> **Directive**: All of the material below is to be repeated exactly.

> **Information given**:
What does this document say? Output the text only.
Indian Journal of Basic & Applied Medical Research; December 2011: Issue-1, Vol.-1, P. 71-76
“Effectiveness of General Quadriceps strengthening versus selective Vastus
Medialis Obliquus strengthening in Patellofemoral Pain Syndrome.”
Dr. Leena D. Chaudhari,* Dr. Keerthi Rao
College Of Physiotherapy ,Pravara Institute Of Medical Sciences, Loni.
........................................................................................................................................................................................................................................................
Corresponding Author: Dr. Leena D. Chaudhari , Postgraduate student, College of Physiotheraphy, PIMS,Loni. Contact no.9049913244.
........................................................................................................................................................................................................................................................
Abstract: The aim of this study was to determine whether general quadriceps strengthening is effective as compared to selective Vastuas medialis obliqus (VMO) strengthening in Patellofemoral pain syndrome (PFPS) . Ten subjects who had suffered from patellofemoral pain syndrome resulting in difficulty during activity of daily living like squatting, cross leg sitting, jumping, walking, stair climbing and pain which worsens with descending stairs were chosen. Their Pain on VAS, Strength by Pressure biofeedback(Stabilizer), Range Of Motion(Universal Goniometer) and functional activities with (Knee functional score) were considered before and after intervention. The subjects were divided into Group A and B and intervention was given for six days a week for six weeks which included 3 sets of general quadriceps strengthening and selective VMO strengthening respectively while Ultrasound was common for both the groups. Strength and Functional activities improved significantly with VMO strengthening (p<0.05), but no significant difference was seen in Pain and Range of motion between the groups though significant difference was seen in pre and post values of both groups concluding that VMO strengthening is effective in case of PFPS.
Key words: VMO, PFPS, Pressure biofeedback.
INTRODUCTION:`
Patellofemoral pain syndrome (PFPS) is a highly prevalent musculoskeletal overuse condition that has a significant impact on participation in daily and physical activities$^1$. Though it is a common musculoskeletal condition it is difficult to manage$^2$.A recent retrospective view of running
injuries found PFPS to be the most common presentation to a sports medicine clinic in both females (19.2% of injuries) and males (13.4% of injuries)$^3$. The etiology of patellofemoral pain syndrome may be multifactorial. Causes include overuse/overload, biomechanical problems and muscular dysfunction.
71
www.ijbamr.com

> **Task answer**:
What does this document say? Output the text only.
Indian Journal of Basic & Applied Medical Research; December 2011: Issue-1, Vol.-1, P. 71-76
“Effectiveness of General Quadriceps strengthening versus selective Vastus
Medialis Obliquus strengthening in Patellofemoral Pain Syndrome.”
Dr. Leena D. Chaudhari,* Dr. Keerthi Rao
College Of Physiotherapy ,Pravara Institute Of Medical Sciences, Loni.
........................................................................................................................................................................................................................................................
Corresponding Author: Dr. Leena D. Chaudhari , Postgraduate student, College of Physiotheraphy, PIMS,Loni. Contact no.9049913244.
........................................................................................................................................................................................................................................................
Abstract: The aim of this study was to determine whether general quadriceps strengthening is effective as compared to selective Vastuas medialis obliqus (VMO) strengthening in Patellofemoral pain syndrome (PFPS) . Ten subjects who had suffered from patellofemoral pain syndrome resulting in difficulty during activity of daily living like squatting, cross leg sitting, jumping, walking, stair climbing and pain which worsens with descending stairs were chosen. Their Pain on VAS, Strength by Pressure biofeedback(Stabilizer), Range Of Motion(Universal Goniometer) and functional activities with (Knee functional score) were considered before and after intervention. The subjects were divided into Group A and B and intervention was given for six days a week for six weeks which included 3 sets of general quadriceps strengthening and selective VMO strengthening respectively while Ultrasound was common for both the groups. Strength and Functional activities improved significantly with VMO strengthening (p<0.05), but no significant difference was seen in Pain and Range of motion between the groups though significant difference was seen in pre and post values of both groups concluding that VMO strengthening is effective in case of PFPS.
Key words: VMO, PFPS, Pressure biofeedback.
INTRODUCTION:`
Patellofemoral pain syndrome (PFPS) is a highly prevalent musculoskeletal overuse condition that has a significant impact on participation in daily and physical activities$^1$. Though it is a common musculoskeletal condition it is difficult to manage$^2$.A recent retrospective view of running
injuries found PFPS to be the most common presentation to a sports medicine clinic in both females (19.2% of injuries) and males (13.4% of injuries)$^3$. The etiology of patellofemoral pain syndrome may be multifactorial. Causes include overuse/overload, biomechanical problems and muscular dysfunction.
71
www.ijbamr.com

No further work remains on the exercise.